[Problem to work on]
Reproduce the listing verbatim.
********************
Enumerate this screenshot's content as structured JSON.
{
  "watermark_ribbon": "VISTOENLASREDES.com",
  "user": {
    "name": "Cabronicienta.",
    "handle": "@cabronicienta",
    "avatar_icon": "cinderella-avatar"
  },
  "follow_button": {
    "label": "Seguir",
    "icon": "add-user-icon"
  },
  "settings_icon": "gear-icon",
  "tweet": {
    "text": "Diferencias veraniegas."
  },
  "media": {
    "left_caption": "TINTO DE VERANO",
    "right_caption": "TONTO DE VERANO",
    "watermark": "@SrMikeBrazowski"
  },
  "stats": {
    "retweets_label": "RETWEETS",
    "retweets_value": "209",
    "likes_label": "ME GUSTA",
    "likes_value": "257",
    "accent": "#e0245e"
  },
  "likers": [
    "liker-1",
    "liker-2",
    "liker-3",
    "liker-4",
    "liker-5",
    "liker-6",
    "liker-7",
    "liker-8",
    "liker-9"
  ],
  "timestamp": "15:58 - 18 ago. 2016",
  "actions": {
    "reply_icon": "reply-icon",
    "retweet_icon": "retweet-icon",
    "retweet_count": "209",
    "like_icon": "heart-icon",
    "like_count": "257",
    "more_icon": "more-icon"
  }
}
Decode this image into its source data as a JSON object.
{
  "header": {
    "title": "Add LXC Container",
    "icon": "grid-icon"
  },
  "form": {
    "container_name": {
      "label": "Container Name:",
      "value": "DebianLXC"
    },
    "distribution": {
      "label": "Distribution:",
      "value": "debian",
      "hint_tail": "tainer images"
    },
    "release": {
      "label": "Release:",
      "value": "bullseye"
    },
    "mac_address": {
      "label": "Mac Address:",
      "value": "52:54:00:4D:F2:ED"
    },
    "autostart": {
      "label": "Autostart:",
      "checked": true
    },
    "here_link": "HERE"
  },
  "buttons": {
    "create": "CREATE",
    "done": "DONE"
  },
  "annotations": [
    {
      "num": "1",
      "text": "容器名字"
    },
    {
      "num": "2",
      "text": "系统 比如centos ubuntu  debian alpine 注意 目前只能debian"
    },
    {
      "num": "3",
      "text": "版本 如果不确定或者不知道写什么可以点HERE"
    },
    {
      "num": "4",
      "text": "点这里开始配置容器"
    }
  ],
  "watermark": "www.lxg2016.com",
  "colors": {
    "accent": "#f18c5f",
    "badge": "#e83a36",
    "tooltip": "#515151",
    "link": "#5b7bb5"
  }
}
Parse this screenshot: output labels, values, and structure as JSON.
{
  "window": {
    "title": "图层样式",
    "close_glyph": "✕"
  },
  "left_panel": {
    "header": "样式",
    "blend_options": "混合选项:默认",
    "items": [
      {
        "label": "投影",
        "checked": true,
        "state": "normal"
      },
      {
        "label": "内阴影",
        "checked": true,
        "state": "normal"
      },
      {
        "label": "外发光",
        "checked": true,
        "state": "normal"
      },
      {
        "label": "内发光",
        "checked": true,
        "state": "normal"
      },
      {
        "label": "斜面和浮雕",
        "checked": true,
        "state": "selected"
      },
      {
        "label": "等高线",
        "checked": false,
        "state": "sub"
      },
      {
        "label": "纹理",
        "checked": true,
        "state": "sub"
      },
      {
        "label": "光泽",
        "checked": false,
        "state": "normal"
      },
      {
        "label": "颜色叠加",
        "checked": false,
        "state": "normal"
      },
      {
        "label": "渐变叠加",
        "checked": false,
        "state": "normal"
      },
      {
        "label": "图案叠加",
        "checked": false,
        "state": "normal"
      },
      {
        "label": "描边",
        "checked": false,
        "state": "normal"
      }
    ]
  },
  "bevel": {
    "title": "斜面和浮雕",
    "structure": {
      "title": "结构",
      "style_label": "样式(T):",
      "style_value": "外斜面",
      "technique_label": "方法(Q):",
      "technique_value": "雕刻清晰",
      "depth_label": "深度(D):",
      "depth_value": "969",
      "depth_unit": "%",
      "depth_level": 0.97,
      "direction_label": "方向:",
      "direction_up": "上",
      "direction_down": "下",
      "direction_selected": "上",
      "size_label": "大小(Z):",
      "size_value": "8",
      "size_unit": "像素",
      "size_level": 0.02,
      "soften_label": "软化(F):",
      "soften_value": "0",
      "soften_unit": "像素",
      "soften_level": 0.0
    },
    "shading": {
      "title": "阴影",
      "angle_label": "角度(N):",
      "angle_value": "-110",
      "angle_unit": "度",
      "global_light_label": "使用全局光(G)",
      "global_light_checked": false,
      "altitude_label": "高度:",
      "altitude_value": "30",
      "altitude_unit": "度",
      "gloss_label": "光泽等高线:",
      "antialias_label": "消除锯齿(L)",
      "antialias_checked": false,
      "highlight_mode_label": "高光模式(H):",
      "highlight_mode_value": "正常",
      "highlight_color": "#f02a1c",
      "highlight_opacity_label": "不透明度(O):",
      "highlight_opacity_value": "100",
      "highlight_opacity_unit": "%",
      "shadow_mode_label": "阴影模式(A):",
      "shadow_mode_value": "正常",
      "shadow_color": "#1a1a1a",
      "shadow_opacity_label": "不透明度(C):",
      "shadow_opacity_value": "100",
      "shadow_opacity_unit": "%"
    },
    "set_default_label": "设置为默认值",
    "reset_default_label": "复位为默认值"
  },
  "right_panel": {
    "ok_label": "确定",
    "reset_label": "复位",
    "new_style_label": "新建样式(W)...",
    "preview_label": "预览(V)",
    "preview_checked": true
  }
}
********************
[Result for this exercise]
Enumerate this screenshot's content as structured JSON.
{
  "watermark_ribbon": "VISTOENLASREDES.com",
  "user": {
    "name": "Cabronicienta.",
    "handle": "@cabronicienta",
    "avatar_icon": "cinderella-avatar"
  },
  "follow_button": {
    "label": "Seguir",
    "icon": "add-user-icon"
  },
  "settings_icon": "gear-icon",
  "tweet": {
    "text": "Diferencias veraniegas."
  },
  "media": {
    "left_caption": "TINTO DE VERANO",
    "right_caption": "TONTO DE VERANO",
    "watermark": "@SrMikeBrazowski"
  },
  "stats": {
    "retweets_label": "RETWEETS",
    "retweets_value": "209",
    "likes_label": "ME GUSTA",
    "likes_value": "257",
    "accent": "#e0245e"
  },
  "likers": [
    "liker-1",
    "liker-2",
    "liker-3",
    "liker-4",
    "liker-5",
    "liker-6",
    "liker-7",
    "liker-8",
    "liker-9"
  ],
  "timestamp": "15:58 - 18 ago. 2016",
  "actions": {
    "reply_icon": "reply-icon",
    "retweet_icon": "retweet-icon",
    "retweet_count": "209",
    "like_icon": "heart-icon",
    "like_count": "257",
    "more_icon": "more-icon"
  }
}
Decode this image into its source data as a JSON object.
{
  "header": {
    "title": "Add LXC Container",
    "icon": "grid-icon"
  },
  "form": {
    "container_name": {
      "label": "Container Name:",
      "value": "DebianLXC"
    },
    "distribution": {
      "label": "Distribution:",
      "value": "debian",
      "hint_tail": "tainer images"
    },
    "release": {
      "label": "Release:",
      "value": "bullseye"
    },
    "mac_address": {
      "label": "Mac Address:",
      "value": "52:54:00:4D:F2:ED"
    },
    "autostart": {
      "label": "Autostart:",
      "checked": true
    },
    "here_link": "HERE"
  },
  "buttons": {
    "create": "CREATE",
    "done": "DONE"
  },
  "annotations": [
    {
      "num": "1",
      "text": "容器名字"
    },
    {
      "num": "2",
      "text": "系统 比如centos ubuntu  debian alpine 注意 目前只能debian"
    },
    {
      "num": "3",
      "text": "版本 如果不确定或者不知道写什么可以点HERE"
    },
    {
      "num": "4",
      "text": "点这里开始配置容器"
    }
  ],
  "watermark": "www.lxg2016.com",
  "colors": {
    "accent": "#f18c5f",
    "badge": "#e83a36",
    "tooltip": "#515151",
    "link": "#5b7bb5"
  }
}
Parse this screenshot: output labels, values, and structure as JSON.
{
  "window": {
    "title": "图层样式",
    "close_glyph": "✕"
  },
  "left_panel": {
    "header": "样式",
    "blend_options": "混合选项:默认",
    "items": [
      {
        "label": "投影",
        "checked": true,
        "state": "normal"
      },
      {
        "label": "内阴影",
        "checked": true,
        "state": "normal"
      },
      {
        "label": "外发光",
        "checked": true,
        "state": "normal"
      },
      {
        "label": "内发光",
        "checked": true,
        "state": "normal"
      },
      {
        "label": "斜面和浮雕",
        "checked": true,
        "state": "selected"
      },
      {
        "label": "等高线",
        "checked": false,
        "state": "sub"
      },
      {
        "label": "纹理",
        "checked": true,
        "state": "sub"
      },
      {
        "label": "光泽",
        "checked": false,
        "state": "normal"
      },
      {
        "label": "颜色叠加",
        "checked": false,
        "state": "normal"
      },
      {
        "label": "渐变叠加",
        "checked": false,
        "state": "normal"
      },
      {
        "label": "图案叠加",
        "checked": false,
        "state": "normal"
      },
      {
        "label": "描边",
        "checked": false,
        "state": "normal"
      }
    ]
  },
  "bevel": {
    "title": "斜面和浮雕",
    "structure": {
      "title": "结构",
      "style_label": "样式(T):",
      "style_value": "外斜面",
      "technique_label": "方法(Q):",
      "technique_value": "雕刻清晰",
      "depth_label": "深度(D):",
      "depth_value": "969",
      "depth_unit": "%",
      "depth_level": 0.97,
      "direction_label": "方向:",
      "direction_up": "上",
      "direction_down": "下",
      "direction_selected": "上",
      "size_label": "大小(Z):",
      "size_value": "8",
      "size_unit": "像素",
      "size_level": 0.02,
      "soften_label": "软化(F):",
      "soften_value": "0",
      "soften_unit": "像素",
      "soften_level": 0.0
    },
    "shading": {
      "title": "阴影",
      "angle_label": "角度(N):",
      "angle_value": "-110",
      "angle_unit": "度",
      "global_light_label": "使用全局光(G)",
      "global_light_checked": false,
      "altitude_label": "高度:",
      "altitude_value": "30",
      "altitude_unit": "度",
      "gloss_label": "光泽等高线:",
      "antialias_label": "消除锯齿(L)",
      "antialias_checked": false,
      "highlight_mode_label": "高光模式(H):",
      "highlight_mode_value": "正常",
      "highlight_color": "#f02a1c",
      "highlight_opacity_label": "不透明度(O):",
      "highlight_opacity_value": "100",
      "highlight_opacity_unit": "%",
      "shadow_mode_label": "阴影模式(A):",
      "shadow_mode_value": "正常",
      "shadow_color": "#1a1a1a",
      "shadow_opacity_label": "不透明度(C):",
      "shadow_opacity_value": "100",
      "shadow_opacity_unit": "%"
    },
    "set_default_label": "设置为默认值",
    "reset_default_label": "复位为默认值"
  },
  "right_panel": {
    "ok_label": "确定",
    "reset_label": "复位",
    "new_style_label": "新建样式(W)...",
    "preview_label": "预览(V)",
    "preview_checked": true
  }
}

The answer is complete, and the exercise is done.